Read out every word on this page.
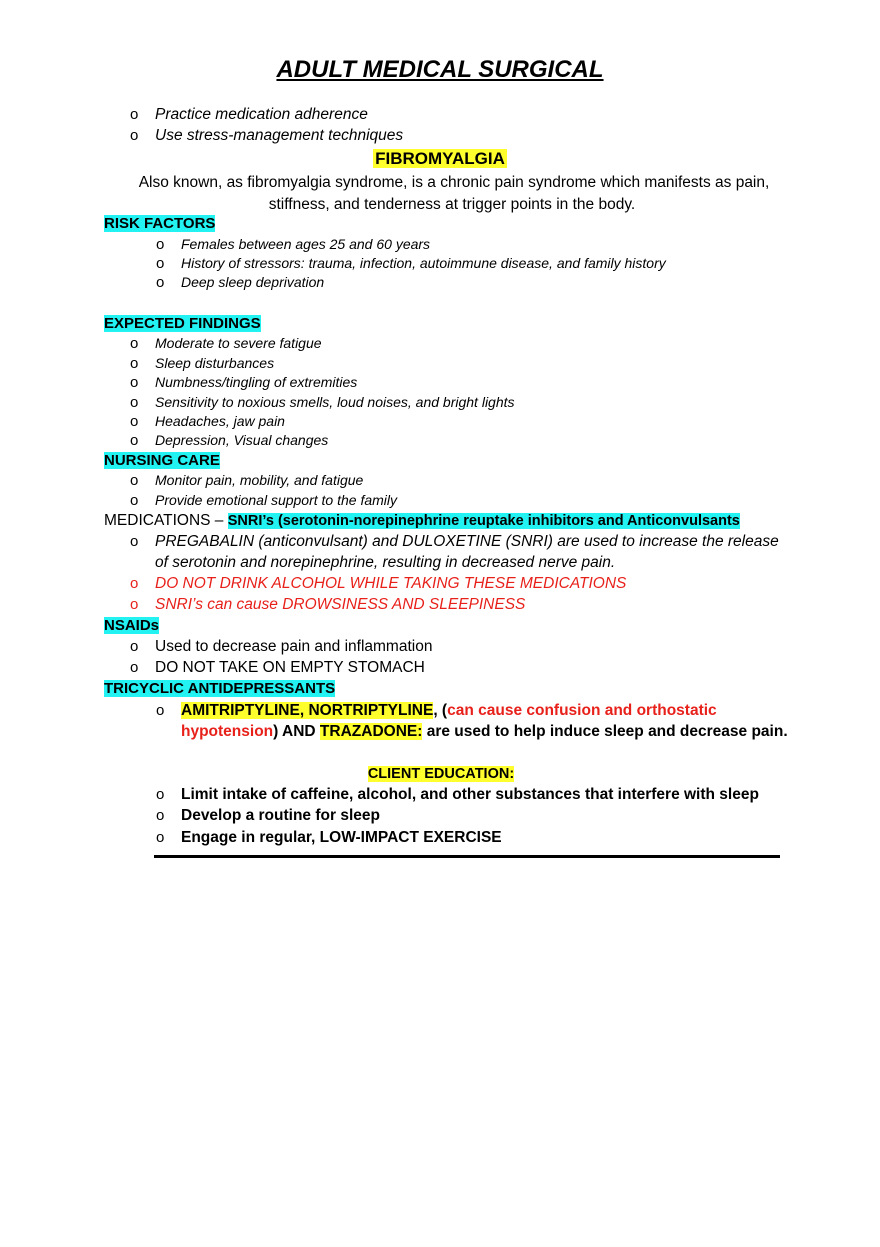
ADULT MEDICAL SURGICAL
o Practice medication adherence
o Use stress-management techniques
FIBROMYALGIA
Also known, as fibromyalgia syndrome, is a chronic pain syndrome which manifests as pain,
stiffness, and tenderness at trigger points in the body.
RISK FACTORS
o Females between ages 25 and 60 years
o History of stressors: trauma, infection, autoimmune disease, and family history
o Deep sleep deprivation
EXPECTED FINDINGS
o Moderate to severe fatigue
o Sleep disturbances
o Numbness/tingling of extremities
o Sensitivity to noxious smells, loud noises, and bright lights
o Headaches, jaw pain
o Depression, Visual changes
NURSING CARE
o Monitor pain, mobility, and fatigue
o Provide emotional support to the family
MEDICATIONS – SNRI’s (serotonin-norepinephrine reuptake inhibitors and Anticonvulsants
o PREGABALIN (anticonvulsant) and DULOXETINE (SNRI) are used to increase the release
of serotonin and norepinephrine, resulting in decreased nerve pain.
o DO NOT DRINK ALCOHOL WHILE TAKING THESE MEDICATIONS
o SNRI’s can cause DROWSINESS AND SLEEPINESS
NSAIDs
o Used to decrease pain and inflammation
o DO NOT TAKE ON EMPTY STOMACH
TRICYCLIC ANTIDEPRESSANTS
o AMITRIPTYLINE, NORTRIPTYLINE, (can cause confusion and orthostatic
hypotension) AND TRAZADONE: are used to help induce sleep and decrease pain.
CLIENT EDUCATION:
o Limit intake of caffeine, alcohol, and other substances that interfere with sleep
o Develop a routine for sleep
o Engage in regular, LOW-IMPACT EXERCISE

===============

Identify and copy lines that hold the string "fatigue".

WORKED ANSWER:
o Moderate to severe fatigue
o Monitor pain, mobility, and fatigue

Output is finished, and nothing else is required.